(Entries from a visual dataset)
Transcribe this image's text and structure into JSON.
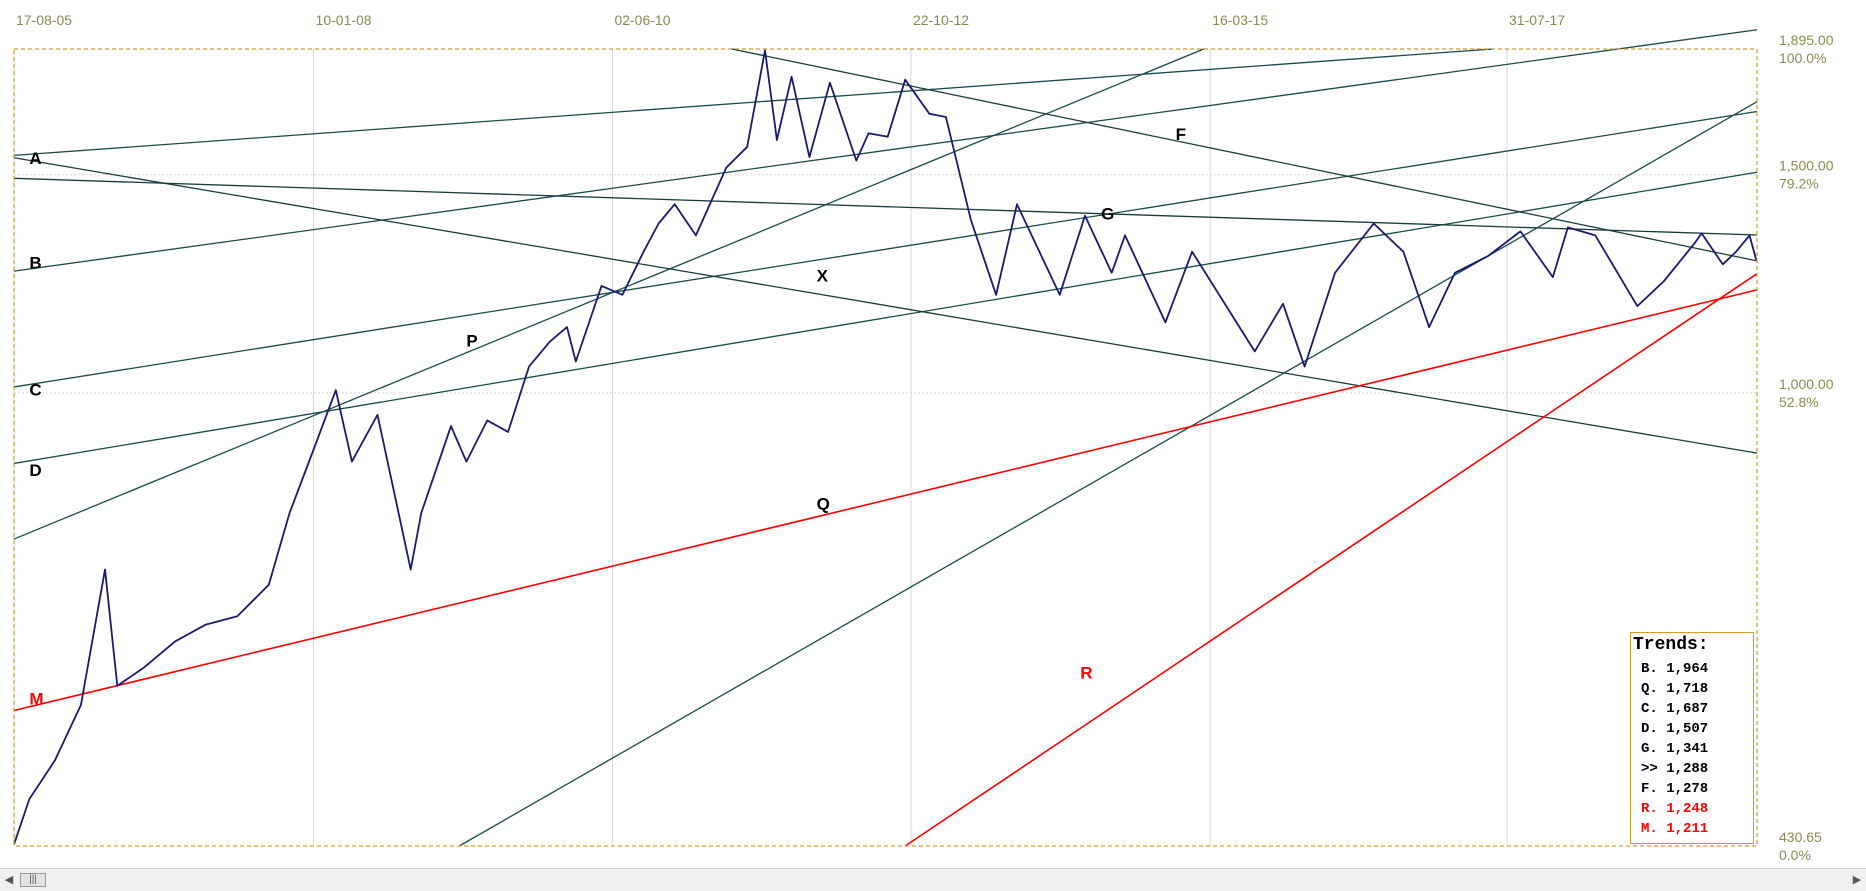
{
  "chart_data": {
    "type": "line",
    "x_axis": {
      "tick_labels": [
        "17-08-05",
        "10-01-08",
        "02-06-10",
        "22-10-12",
        "16-03-15",
        "31-07-17"
      ],
      "range": [
        "2005-08-17",
        "2019-08-01"
      ]
    },
    "y_axis": {
      "scale": "log",
      "range": [
        430.65,
        1895.0
      ],
      "ticks": [
        {
          "value": "1,895.00",
          "pct": "100.0%"
        },
        {
          "value": "1,500.00",
          "pct": "79.2%"
        },
        {
          "value": "1,000.00",
          "pct": "52.8%"
        },
        {
          "value": "430.65",
          "pct": "0.0%"
        }
      ]
    },
    "grid": true,
    "series": [
      {
        "color": "#1a1a6e",
        "points": [
          [
            "2005-08-17",
            432
          ],
          [
            "2005-10-01",
            470
          ],
          [
            "2005-12-15",
            505
          ],
          [
            "2006-03-01",
            560
          ],
          [
            "2006-05-10",
            720
          ],
          [
            "2006-06-15",
            580
          ],
          [
            "2006-09-01",
            600
          ],
          [
            "2006-12-01",
            630
          ],
          [
            "2007-03-01",
            650
          ],
          [
            "2007-06-01",
            660
          ],
          [
            "2007-09-01",
            700
          ],
          [
            "2007-11-01",
            800
          ],
          [
            "2008-01-10",
            900
          ],
          [
            "2008-03-15",
            1005
          ],
          [
            "2008-05-01",
            880
          ],
          [
            "2008-07-15",
            960
          ],
          [
            "2008-10-20",
            720
          ],
          [
            "2008-11-20",
            800
          ],
          [
            "2009-02-15",
            940
          ],
          [
            "2009-04-01",
            880
          ],
          [
            "2009-06-01",
            950
          ],
          [
            "2009-08-01",
            930
          ],
          [
            "2009-10-01",
            1050
          ],
          [
            "2009-12-01",
            1100
          ],
          [
            "2010-01-20",
            1130
          ],
          [
            "2010-02-15",
            1060
          ],
          [
            "2010-05-01",
            1220
          ],
          [
            "2010-07-01",
            1200
          ],
          [
            "2010-09-01",
            1300
          ],
          [
            "2010-10-15",
            1370
          ],
          [
            "2010-12-01",
            1420
          ],
          [
            "2011-02-01",
            1340
          ],
          [
            "2011-05-01",
            1520
          ],
          [
            "2011-07-01",
            1580
          ],
          [
            "2011-08-22",
            1890
          ],
          [
            "2011-09-26",
            1600
          ],
          [
            "2011-11-08",
            1800
          ],
          [
            "2011-12-30",
            1550
          ],
          [
            "2012-02-28",
            1780
          ],
          [
            "2012-05-15",
            1540
          ],
          [
            "2012-06-20",
            1620
          ],
          [
            "2012-08-15",
            1610
          ],
          [
            "2012-10-05",
            1790
          ],
          [
            "2012-12-15",
            1680
          ],
          [
            "2013-02-01",
            1670
          ],
          [
            "2013-04-15",
            1380
          ],
          [
            "2013-06-28",
            1200
          ],
          [
            "2013-08-28",
            1420
          ],
          [
            "2013-12-31",
            1200
          ],
          [
            "2014-03-15",
            1390
          ],
          [
            "2014-06-01",
            1250
          ],
          [
            "2014-07-10",
            1340
          ],
          [
            "2014-11-05",
            1140
          ],
          [
            "2015-01-22",
            1300
          ],
          [
            "2015-07-24",
            1080
          ],
          [
            "2015-10-15",
            1180
          ],
          [
            "2015-12-17",
            1050
          ],
          [
            "2016-03-15",
            1250
          ],
          [
            "2016-07-06",
            1370
          ],
          [
            "2016-10-01",
            1300
          ],
          [
            "2016-12-15",
            1130
          ],
          [
            "2017-03-01",
            1250
          ],
          [
            "2017-06-06",
            1290
          ],
          [
            "2017-09-08",
            1350
          ],
          [
            "2017-12-12",
            1240
          ],
          [
            "2018-01-25",
            1360
          ],
          [
            "2018-04-15",
            1340
          ],
          [
            "2018-08-16",
            1175
          ],
          [
            "2018-11-01",
            1230
          ],
          [
            "2019-01-30",
            1320
          ],
          [
            "2019-02-20",
            1345
          ],
          [
            "2019-04-23",
            1270
          ],
          [
            "2019-06-01",
            1300
          ],
          [
            "2019-07-10",
            1340
          ],
          [
            "2019-07-30",
            1280
          ]
        ]
      }
    ],
    "trendlines": [
      {
        "label": "A",
        "color": "#1a4a4a",
        "p1": [
          "2005-08-17",
          1555
        ],
        "p2": [
          "2017-06-20",
          1895
        ]
      },
      {
        "label": "B",
        "color": "#1a4a4a",
        "p1": [
          "2005-08-17",
          1254
        ],
        "p2": [
          "2019-08-01",
          1964
        ]
      },
      {
        "label": "C",
        "color": "#1a4a4a",
        "p1": [
          "2005-08-17",
          1011
        ],
        "p2": [
          "2019-08-01",
          1687
        ]
      },
      {
        "label": "D",
        "color": "#1a4a4a",
        "p1": [
          "2005-08-17",
          877
        ],
        "p2": [
          "2019-08-01",
          1507
        ]
      },
      {
        "label": "P",
        "color": "#1a4a4a",
        "p1": [
          "2005-08-17",
          762
        ],
        "p2": [
          "2015-02-25",
          1895
        ]
      },
      {
        "label": "Q",
        "color": "#1a4a4a",
        "p1": [
          "2009-03-11",
          430.65
        ],
        "p2": [
          "2019-08-01",
          1718
        ]
      },
      {
        "label": "X",
        "color": "#1a3c3c",
        "p1": [
          "2005-08-17",
          1548
        ],
        "p2": [
          "2019-08-01",
          894
        ]
      },
      {
        "label": "F",
        "color": "#1a3c3c",
        "p1": [
          "2011-05-17",
          1895
        ],
        "p2": [
          "2019-08-01",
          1278
        ]
      },
      {
        "label": "G",
        "color": "#1a3c3c",
        "p1": [
          "2005-08-17",
          1490
        ],
        "p2": [
          "2019-08-01",
          1341
        ]
      },
      {
        "label": "M",
        "color": "#ff0000",
        "p1": [
          "2005-08-17",
          554
        ],
        "p2": [
          "2019-08-01",
          1211
        ]
      },
      {
        "label": "R",
        "color": "#ff0000",
        "p1": [
          "2012-10-05",
          430.65
        ],
        "p2": [
          "2019-08-01",
          1248
        ]
      }
    ],
    "point_labels": [
      {
        "text": "A",
        "color": "#000000",
        "date": "2005-10-01",
        "value": 1530
      },
      {
        "text": "B",
        "color": "#000000",
        "date": "2005-10-01",
        "value": 1260
      },
      {
        "text": "C",
        "color": "#000000",
        "date": "2005-10-01",
        "value": 995
      },
      {
        "text": "D",
        "color": "#000000",
        "date": "2005-10-01",
        "value": 857
      },
      {
        "text": "M",
        "color": "#ff0000",
        "date": "2005-10-01",
        "value": 560
      },
      {
        "text": "P",
        "color": "#000000",
        "date": "2009-04-01",
        "value": 1090
      },
      {
        "text": "X",
        "color": "#000000",
        "date": "2012-01-20",
        "value": 1230
      },
      {
        "text": "Q",
        "color": "#000000",
        "date": "2012-01-20",
        "value": 805
      },
      {
        "text": "F",
        "color": "#000000",
        "date": "2014-12-05",
        "value": 1600
      },
      {
        "text": "G",
        "color": "#000000",
        "date": "2014-05-01",
        "value": 1380
      },
      {
        "text": "R",
        "color": "#ff0000",
        "date": "2014-03-01",
        "value": 588
      }
    ]
  },
  "legend": {
    "title": "Trends:",
    "items": [
      {
        "text": "B. 1,964",
        "color": "#000000"
      },
      {
        "text": "Q. 1,718",
        "color": "#000000"
      },
      {
        "text": "C. 1,687",
        "color": "#000000"
      },
      {
        "text": "D. 1,507",
        "color": "#000000"
      },
      {
        "text": "G. 1,341",
        "color": "#000000"
      },
      {
        "text": ">> 1,288",
        "color": "#000000"
      },
      {
        "text": "F. 1,278",
        "color": "#000000"
      },
      {
        "text": "R. 1,248",
        "color": "#ff0000"
      },
      {
        "text": "M. 1,211",
        "color": "#ff0000"
      }
    ]
  },
  "colors": {
    "frame": "#d79a2a",
    "grid": "#d8d8d8",
    "price": "#1a1a6e",
    "trend_dark": "#1a4a4a",
    "trend_red": "#ff0000",
    "axis_text": "#8a8a50"
  },
  "scrollbar": {
    "left_icon": "chevron-left-icon",
    "right_icon": "chevron-right-icon",
    "thumb_icon": "grip-icon"
  }
}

WHAT YOU HAVE TO DO
Copy out every line of the listing that includes the string "chevron".

SOLUTION FOR THIS TASK
    "left_icon": "chevron-left-icon",
    "right_icon": "chevron-right-icon",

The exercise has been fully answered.